**Written instruction**
Every line below that holds the string "background" should be copied out.

**Input material**

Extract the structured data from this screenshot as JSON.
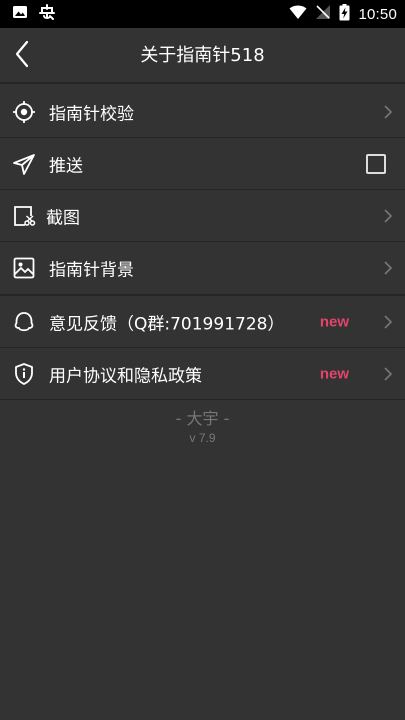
{
  "status_bar": {
    "time": "10:50",
    "left_icons": [
      "image-icon",
      "bug-icon"
    ],
    "right_icons": [
      "wifi-icon",
      "signal-off-icon",
      "battery-charging-icon"
    ]
  },
  "header": {
    "title": "关于指南针518",
    "back_icon": "back-arrow-icon"
  },
  "menu": {
    "items": [
      {
        "label": "指南针校验",
        "icon": "crosshair-icon",
        "accessory": "chevron"
      },
      {
        "label": "推送",
        "icon": "send-icon",
        "accessory": "checkbox",
        "checked": false
      },
      {
        "label": "截图",
        "icon": "screenshot-icon",
        "accessory": "chevron"
      },
      {
        "label": "指南针背景",
        "icon": "picture-icon",
        "accessory": "chevron"
      },
      {
        "label": "意见反馈（Q群:701991728）",
        "icon": "feedback-icon",
        "accessory": "chevron",
        "badge": "new"
      },
      {
        "label": "用户协议和隐私政策",
        "icon": "shield-icon",
        "accessory": "chevron",
        "badge": "new"
      }
    ]
  },
  "footer": {
    "author": "- 大宇 -",
    "version": "v 7.9"
  },
  "colors": {
    "background": "#333333",
    "divider": "#262626",
    "badge": "#e2456a",
    "muted_text": "#777777"
  }
}
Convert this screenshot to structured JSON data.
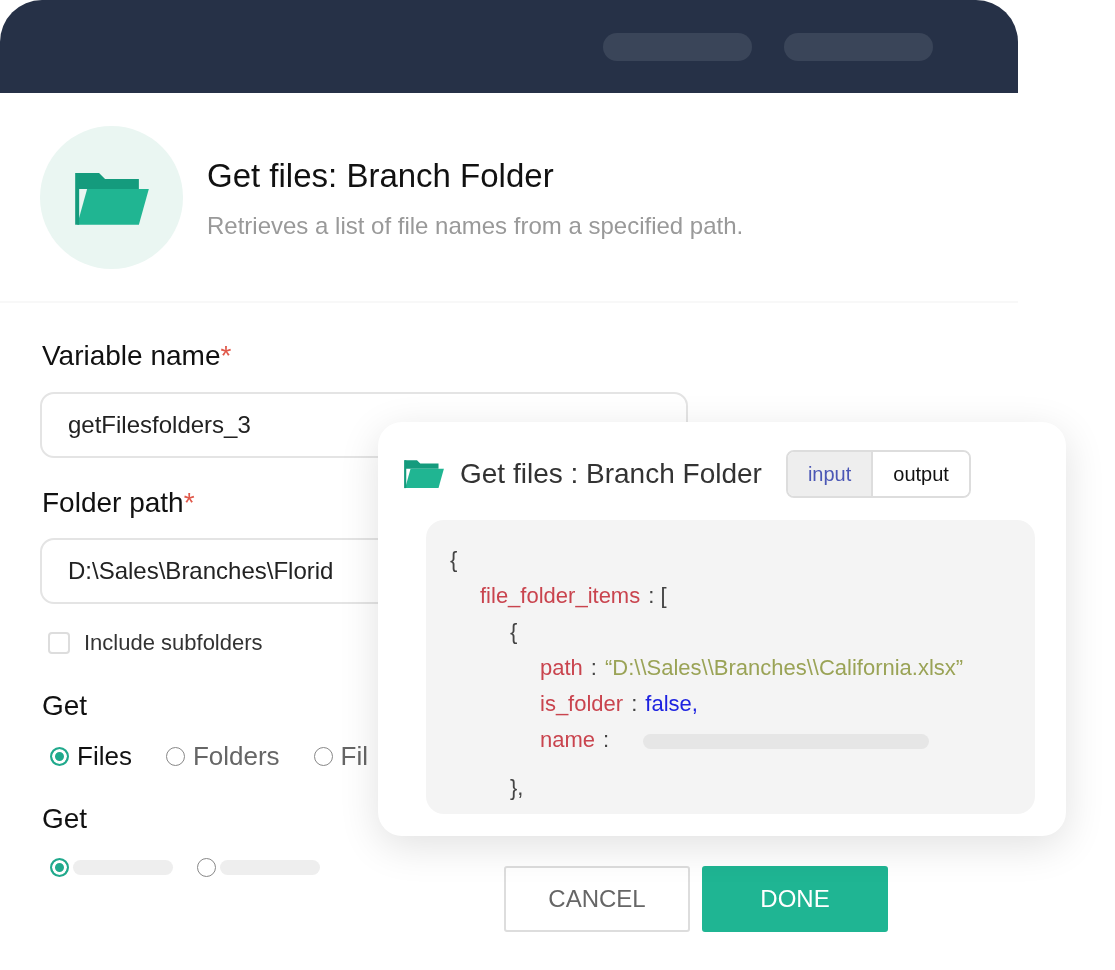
{
  "header": {
    "title": "Get files: Branch Folder",
    "subtitle": "Retrieves a list of file names from a specified path."
  },
  "fields": [
    {
      "label": "Variable name",
      "required_mark": "*",
      "value": "getFilesfolders_3"
    },
    {
      "label": "Folder path",
      "required_mark": "*",
      "value": "D:\\Sales\\Branches\\Florid"
    }
  ],
  "checkbox": {
    "label": "Include subfolders",
    "checked": false
  },
  "radio_groups": [
    {
      "label": "Get",
      "options": [
        {
          "label": "Files",
          "selected": true
        },
        {
          "label": "Folders",
          "selected": false
        },
        {
          "label": "Fil",
          "selected": false
        }
      ]
    },
    {
      "label": "Get",
      "options": [
        {
          "selected": true
        },
        {
          "selected": false
        }
      ]
    }
  ],
  "popup": {
    "title": "Get files : Branch Folder",
    "tabs": [
      {
        "label": "input",
        "selected": true
      },
      {
        "label": "output",
        "selected": false
      }
    ],
    "code": {
      "open": "{",
      "children": [
        {
          "key": "file_folder_items",
          "sep": ": [",
          "children": [
            {
              "open": "{",
              "children": [
                {
                  "key": "path",
                  "sep": ":",
                  "kind": "string",
                  "value": "“D:\\\\Sales\\\\Branches\\\\California.xlsx”"
                },
                {
                  "key": "is_folder",
                  "sep": ":",
                  "kind": "literal",
                  "value": "false,"
                },
                {
                  "key": "name",
                  "sep": ":",
                  "kind": "hidden"
                }
              ],
              "close": "},"
            }
          ]
        }
      ]
    }
  },
  "buttons": [
    {
      "label": "CANCEL",
      "kind": "secondary"
    },
    {
      "label": "DONE",
      "kind": "primary"
    }
  ]
}
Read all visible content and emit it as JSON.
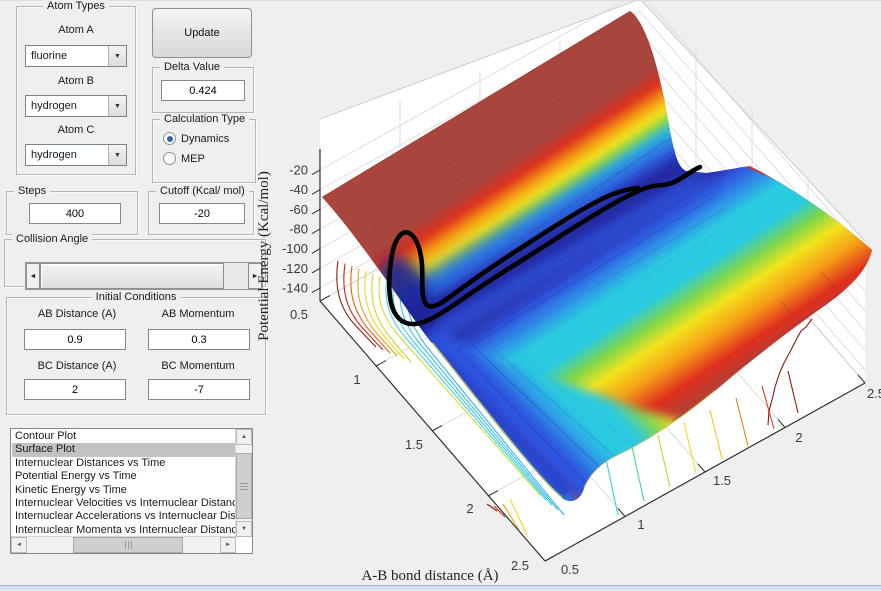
{
  "icons": {
    "dropdown": "▼",
    "slider_left": "◄",
    "slider_right": "►",
    "scroll_up": "▲",
    "scroll_down": "▼",
    "scroll_left": "◄",
    "scroll_right": "►"
  },
  "atom_types": {
    "title": "Atom Types",
    "a_label": "Atom A",
    "a_value": "fluorine",
    "b_label": "Atom B",
    "b_value": "hydrogen",
    "c_label": "Atom C",
    "c_value": "hydrogen"
  },
  "update_label": "Update",
  "delta": {
    "title": "Delta Value",
    "value": "0.424"
  },
  "calculation": {
    "title": "Calculation Type",
    "dynamics": "Dynamics",
    "mep": "MEP",
    "selected": "Dynamics"
  },
  "steps": {
    "title": "Steps",
    "value": "400"
  },
  "cutoff": {
    "title": "Cutoff (Kcal/ mol)",
    "value": "-20"
  },
  "collision": {
    "title": "Collision Angle"
  },
  "initial": {
    "title": "Initial Conditions",
    "ab_dist_label": "AB Distance (A)",
    "ab_dist": "0.9",
    "ab_mom_label": "AB Momentum",
    "ab_mom": "0.3",
    "bc_dist_label": "BC Distance (A)",
    "bc_dist": "2",
    "bc_mom_label": "BC Momentum",
    "bc_mom": "-7"
  },
  "plot_list": {
    "selected": "Surface Plot",
    "items": [
      "Contour Plot",
      "Surface Plot",
      "Internuclear Distances vs Time",
      "Potential Energy vs Time",
      "Kinetic Energy vs Time",
      "Internuclear Velocities vs Internuclear Distance",
      "Internuclear Accelerations vs Internuclear Distance",
      "Internuclear Momenta vs Internuclear Distance"
    ]
  },
  "plot": {
    "type": "3d-surface (potential energy surface with trajectory)",
    "xlabel": "A-B bond distance (Å)",
    "zlabel": "Potential Energy (Kcal/mol)",
    "x_ticks": [
      "0.5",
      "1",
      "1.5",
      "2",
      "2.5"
    ],
    "y_ticks": [
      "0.5",
      "1",
      "1.5",
      "2",
      "2.5"
    ],
    "z_ticks": [
      "-20",
      "-40",
      "-60",
      "-80",
      "-100",
      "-120",
      "-140"
    ],
    "colors": {
      "plateau": "#a8453d",
      "valley": "#2a2ea6",
      "trajectory": "#000000",
      "background": "#efefef",
      "walls": "#ffffff"
    }
  }
}
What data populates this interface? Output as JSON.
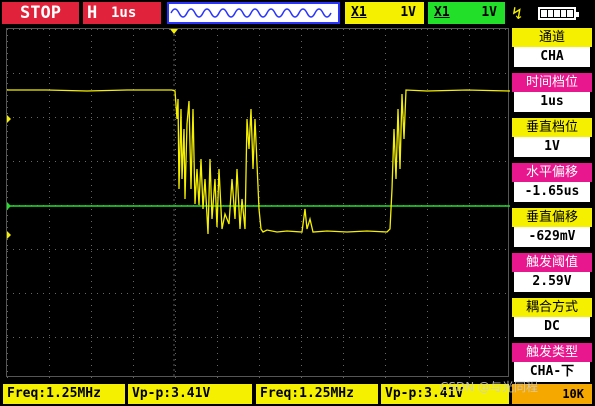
{
  "topbar": {
    "status": "STOP",
    "timebase_letter": "H",
    "timebase_value": "1us",
    "ch1_label": "X1",
    "ch1_value": "1V",
    "ch2_label": "X1",
    "ch2_value": "1V",
    "trigger_icon": "trigger-edge-icon",
    "battery_icon": "battery-icon"
  },
  "panel": {
    "items": [
      {
        "label": "通道",
        "value": "CHA",
        "style": "yellow"
      },
      {
        "label": "时间档位",
        "value": "1us",
        "style": "magenta"
      },
      {
        "label": "垂直档位",
        "value": "1V",
        "style": "yellow"
      },
      {
        "label": "水平偏移",
        "value": "-1.65us",
        "style": "magenta"
      },
      {
        "label": "垂直偏移",
        "value": "-629mV",
        "style": "yellow"
      },
      {
        "label": "触发阈值",
        "value": "2.59V",
        "style": "magenta"
      },
      {
        "label": "耦合方式",
        "value": "DC",
        "style": "yellow"
      },
      {
        "label": "触发类型",
        "value": "CHA-下",
        "style": "magenta"
      }
    ]
  },
  "measurements": [
    {
      "text": "Freq:1.25MHz"
    },
    {
      "text": "Vp-p:3.41V"
    },
    {
      "text": "Freq:1.25MHz"
    },
    {
      "text": "Vp-p:3.41V"
    }
  ],
  "bottom_right": "10K",
  "watermark": "CSDN @与光同程",
  "colors": {
    "ch1": "#f5f000",
    "ch2": "#22e02a",
    "accent_red": "#e0233a",
    "magenta": "#e8178d"
  }
}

**Solution**
    "background": "#333333",
      "background": "#efefef",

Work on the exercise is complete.